Material for this exercise —
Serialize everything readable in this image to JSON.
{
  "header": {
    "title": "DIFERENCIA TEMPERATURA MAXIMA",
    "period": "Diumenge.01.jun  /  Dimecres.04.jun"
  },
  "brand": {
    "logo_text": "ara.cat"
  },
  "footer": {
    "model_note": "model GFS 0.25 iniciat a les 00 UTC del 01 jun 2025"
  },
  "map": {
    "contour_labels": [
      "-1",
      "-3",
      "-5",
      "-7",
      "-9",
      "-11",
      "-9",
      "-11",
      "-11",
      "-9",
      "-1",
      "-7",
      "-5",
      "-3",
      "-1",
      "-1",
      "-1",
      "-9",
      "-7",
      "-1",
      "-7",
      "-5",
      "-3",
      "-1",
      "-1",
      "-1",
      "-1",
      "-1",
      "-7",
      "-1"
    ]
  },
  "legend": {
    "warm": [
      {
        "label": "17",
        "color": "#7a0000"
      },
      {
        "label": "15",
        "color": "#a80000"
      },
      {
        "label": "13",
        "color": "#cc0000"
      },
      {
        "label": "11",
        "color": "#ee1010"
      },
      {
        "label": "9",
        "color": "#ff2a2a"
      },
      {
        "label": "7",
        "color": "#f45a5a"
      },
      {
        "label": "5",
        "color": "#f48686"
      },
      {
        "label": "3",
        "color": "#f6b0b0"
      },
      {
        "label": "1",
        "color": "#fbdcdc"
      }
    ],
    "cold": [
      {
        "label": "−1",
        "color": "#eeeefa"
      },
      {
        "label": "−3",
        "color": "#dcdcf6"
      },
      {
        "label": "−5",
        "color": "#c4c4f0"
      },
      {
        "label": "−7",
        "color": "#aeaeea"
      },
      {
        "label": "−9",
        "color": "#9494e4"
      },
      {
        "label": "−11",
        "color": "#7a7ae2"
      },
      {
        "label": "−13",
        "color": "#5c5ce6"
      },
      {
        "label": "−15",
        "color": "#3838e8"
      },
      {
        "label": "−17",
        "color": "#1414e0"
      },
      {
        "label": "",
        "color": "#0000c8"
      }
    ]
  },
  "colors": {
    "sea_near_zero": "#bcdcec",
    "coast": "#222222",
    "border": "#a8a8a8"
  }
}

Exercise goal — Nothing in the data may differ; print all of it exactly as written.

Correct answer —
Serialize everything readable in this image to JSON.
{
  "header": {
    "title": "DIFERENCIA TEMPERATURA MAXIMA",
    "period": "Diumenge.01.jun  /  Dimecres.04.jun"
  },
  "brand": {
    "logo_text": "ara.cat"
  },
  "footer": {
    "model_note": "model GFS 0.25 iniciat a les 00 UTC del 01 jun 2025"
  },
  "map": {
    "contour_labels": [
      "-1",
      "-3",
      "-5",
      "-7",
      "-9",
      "-11",
      "-9",
      "-11",
      "-11",
      "-9",
      "-1",
      "-7",
      "-5",
      "-3",
      "-1",
      "-1",
      "-1",
      "-9",
      "-7",
      "-1",
      "-7",
      "-5",
      "-3",
      "-1",
      "-1",
      "-1",
      "-1",
      "-1",
      "-7",
      "-1"
    ]
  },
  "legend": {
    "warm": [
      {
        "label": "17",
        "color": "#7a0000"
      },
      {
        "label": "15",
        "color": "#a80000"
      },
      {
        "label": "13",
        "color": "#cc0000"
      },
      {
        "label": "11",
        "color": "#ee1010"
      },
      {
        "label": "9",
        "color": "#ff2a2a"
      },
      {
        "label": "7",
        "color": "#f45a5a"
      },
      {
        "label": "5",
        "color": "#f48686"
      },
      {
        "label": "3",
        "color": "#f6b0b0"
      },
      {
        "label": "1",
        "color": "#fbdcdc"
      }
    ],
    "cold": [
      {
        "label": "−1",
        "color": "#eeeefa"
      },
      {
        "label": "−3",
        "color": "#dcdcf6"
      },
      {
        "label": "−5",
        "color": "#c4c4f0"
      },
      {
        "label": "−7",
        "color": "#aeaeea"
      },
      {
        "label": "−9",
        "color": "#9494e4"
      },
      {
        "label": "−11",
        "color": "#7a7ae2"
      },
      {
        "label": "−13",
        "color": "#5c5ce6"
      },
      {
        "label": "−15",
        "color": "#3838e8"
      },
      {
        "label": "−17",
        "color": "#1414e0"
      },
      {
        "label": "",
        "color": "#0000c8"
      }
    ]
  },
  "colors": {
    "sea_near_zero": "#bcdcec",
    "coast": "#222222",
    "border": "#a8a8a8"
  }
}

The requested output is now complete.